Prompt:
Read the listing and extract each line that includes the word "damage".

Records from a collection of figures:

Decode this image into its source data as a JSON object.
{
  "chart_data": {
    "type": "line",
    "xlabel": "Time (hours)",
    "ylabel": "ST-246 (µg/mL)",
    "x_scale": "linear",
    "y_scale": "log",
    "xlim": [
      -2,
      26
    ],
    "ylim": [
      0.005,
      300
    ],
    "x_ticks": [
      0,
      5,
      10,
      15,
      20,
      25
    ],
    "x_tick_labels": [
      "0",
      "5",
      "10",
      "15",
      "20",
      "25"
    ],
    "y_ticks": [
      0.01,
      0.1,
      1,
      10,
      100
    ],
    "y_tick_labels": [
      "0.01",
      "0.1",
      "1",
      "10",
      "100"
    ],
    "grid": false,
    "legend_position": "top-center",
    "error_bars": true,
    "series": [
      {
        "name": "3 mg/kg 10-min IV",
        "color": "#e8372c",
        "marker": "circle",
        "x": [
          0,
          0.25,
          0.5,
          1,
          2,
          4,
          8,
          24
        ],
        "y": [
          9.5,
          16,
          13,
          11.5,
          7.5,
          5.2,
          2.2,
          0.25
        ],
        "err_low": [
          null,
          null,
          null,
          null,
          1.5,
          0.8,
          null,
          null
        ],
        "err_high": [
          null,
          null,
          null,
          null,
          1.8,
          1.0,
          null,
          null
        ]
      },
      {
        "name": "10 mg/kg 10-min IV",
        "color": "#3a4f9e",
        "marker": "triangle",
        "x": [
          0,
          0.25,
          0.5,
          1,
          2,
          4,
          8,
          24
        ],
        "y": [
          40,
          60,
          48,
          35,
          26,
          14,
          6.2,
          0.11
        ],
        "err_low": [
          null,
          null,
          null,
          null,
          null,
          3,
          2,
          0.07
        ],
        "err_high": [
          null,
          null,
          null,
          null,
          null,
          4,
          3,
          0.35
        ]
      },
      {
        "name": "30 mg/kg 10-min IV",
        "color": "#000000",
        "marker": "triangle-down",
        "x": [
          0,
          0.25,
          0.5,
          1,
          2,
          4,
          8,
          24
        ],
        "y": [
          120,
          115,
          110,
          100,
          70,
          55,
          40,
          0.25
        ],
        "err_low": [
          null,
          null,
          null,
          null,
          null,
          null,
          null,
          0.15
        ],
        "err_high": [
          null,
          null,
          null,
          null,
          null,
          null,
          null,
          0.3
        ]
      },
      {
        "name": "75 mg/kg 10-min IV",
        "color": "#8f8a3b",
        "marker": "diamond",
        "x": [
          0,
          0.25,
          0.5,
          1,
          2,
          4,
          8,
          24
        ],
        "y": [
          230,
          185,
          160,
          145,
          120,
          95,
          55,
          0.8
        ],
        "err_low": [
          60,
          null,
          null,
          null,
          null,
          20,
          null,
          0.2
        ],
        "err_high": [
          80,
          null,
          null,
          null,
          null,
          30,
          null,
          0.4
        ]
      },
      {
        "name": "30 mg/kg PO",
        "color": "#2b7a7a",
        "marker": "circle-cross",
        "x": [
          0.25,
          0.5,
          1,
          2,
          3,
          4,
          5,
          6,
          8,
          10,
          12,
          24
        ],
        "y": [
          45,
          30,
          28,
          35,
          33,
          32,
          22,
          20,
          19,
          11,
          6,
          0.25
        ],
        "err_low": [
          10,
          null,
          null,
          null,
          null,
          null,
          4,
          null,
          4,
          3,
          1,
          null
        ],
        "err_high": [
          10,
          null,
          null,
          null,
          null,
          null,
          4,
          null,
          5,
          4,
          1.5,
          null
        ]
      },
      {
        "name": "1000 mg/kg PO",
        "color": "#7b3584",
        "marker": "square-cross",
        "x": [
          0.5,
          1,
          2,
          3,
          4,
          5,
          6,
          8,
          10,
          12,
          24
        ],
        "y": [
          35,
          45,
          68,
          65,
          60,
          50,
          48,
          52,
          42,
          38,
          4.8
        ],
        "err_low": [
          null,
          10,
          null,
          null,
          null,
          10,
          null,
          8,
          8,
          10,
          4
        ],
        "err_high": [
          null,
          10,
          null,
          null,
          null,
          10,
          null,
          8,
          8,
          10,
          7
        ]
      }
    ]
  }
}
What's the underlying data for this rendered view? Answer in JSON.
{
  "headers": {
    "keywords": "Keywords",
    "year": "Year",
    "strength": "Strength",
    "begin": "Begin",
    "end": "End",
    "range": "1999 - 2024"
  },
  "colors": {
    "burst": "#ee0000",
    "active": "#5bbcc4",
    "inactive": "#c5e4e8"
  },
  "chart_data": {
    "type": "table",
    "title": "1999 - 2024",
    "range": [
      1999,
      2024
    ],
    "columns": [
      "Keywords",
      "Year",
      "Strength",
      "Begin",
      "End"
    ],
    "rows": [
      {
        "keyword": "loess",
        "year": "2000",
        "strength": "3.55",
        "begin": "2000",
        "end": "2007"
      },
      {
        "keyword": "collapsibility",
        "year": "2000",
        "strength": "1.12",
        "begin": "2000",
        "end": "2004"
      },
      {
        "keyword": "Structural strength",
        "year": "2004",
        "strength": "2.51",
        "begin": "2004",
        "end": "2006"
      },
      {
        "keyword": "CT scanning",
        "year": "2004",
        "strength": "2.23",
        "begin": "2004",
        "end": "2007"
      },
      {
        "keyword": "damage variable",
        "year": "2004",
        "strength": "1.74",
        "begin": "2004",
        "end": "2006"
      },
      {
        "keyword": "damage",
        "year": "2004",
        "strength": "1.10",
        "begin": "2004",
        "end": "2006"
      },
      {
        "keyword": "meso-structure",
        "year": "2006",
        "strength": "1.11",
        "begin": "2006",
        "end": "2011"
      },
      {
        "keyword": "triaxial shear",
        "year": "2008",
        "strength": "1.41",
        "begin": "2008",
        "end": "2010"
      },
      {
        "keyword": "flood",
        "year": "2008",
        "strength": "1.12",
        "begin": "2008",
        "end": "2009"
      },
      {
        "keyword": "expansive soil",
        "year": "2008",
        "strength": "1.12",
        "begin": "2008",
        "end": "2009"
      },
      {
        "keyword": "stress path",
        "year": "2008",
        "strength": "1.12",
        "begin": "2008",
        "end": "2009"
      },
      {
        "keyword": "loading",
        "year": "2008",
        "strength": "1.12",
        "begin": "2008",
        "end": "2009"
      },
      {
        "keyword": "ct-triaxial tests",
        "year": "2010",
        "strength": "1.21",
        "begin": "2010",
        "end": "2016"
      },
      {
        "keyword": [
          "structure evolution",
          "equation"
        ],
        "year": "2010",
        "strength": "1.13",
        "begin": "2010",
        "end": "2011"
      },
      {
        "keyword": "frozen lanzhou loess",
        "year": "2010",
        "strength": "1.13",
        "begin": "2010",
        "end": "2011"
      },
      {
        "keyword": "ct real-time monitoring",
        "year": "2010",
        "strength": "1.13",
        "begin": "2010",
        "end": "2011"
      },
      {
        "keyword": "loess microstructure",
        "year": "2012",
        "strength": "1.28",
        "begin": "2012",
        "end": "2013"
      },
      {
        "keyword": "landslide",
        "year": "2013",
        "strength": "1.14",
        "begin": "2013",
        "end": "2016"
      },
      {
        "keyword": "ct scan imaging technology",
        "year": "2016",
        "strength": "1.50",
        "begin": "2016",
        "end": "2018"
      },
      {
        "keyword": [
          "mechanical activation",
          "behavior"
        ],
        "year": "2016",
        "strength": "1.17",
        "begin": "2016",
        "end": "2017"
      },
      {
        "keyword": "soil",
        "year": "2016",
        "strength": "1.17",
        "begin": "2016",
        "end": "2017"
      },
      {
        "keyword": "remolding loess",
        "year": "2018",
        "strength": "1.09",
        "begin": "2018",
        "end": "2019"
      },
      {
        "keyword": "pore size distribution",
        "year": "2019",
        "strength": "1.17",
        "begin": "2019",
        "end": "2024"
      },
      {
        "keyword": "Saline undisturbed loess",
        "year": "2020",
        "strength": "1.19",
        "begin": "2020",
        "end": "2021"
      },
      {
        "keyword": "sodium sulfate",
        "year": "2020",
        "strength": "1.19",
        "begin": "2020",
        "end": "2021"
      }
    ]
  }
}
==
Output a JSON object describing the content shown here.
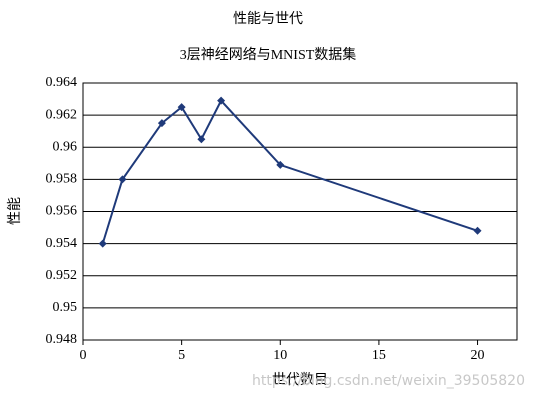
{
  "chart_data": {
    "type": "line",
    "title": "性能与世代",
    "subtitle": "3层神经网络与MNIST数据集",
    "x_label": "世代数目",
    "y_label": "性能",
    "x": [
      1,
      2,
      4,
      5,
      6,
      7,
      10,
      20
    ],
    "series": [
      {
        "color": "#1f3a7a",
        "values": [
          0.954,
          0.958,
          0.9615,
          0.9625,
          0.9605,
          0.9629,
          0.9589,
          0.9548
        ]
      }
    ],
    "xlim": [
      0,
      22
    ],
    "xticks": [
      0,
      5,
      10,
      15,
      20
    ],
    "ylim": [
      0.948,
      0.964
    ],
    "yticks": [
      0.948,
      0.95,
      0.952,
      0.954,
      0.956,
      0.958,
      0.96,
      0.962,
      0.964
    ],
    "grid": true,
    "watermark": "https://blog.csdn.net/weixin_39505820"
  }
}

Response to this task:
        "keyword": "damage variable",
        "keyword": "damage",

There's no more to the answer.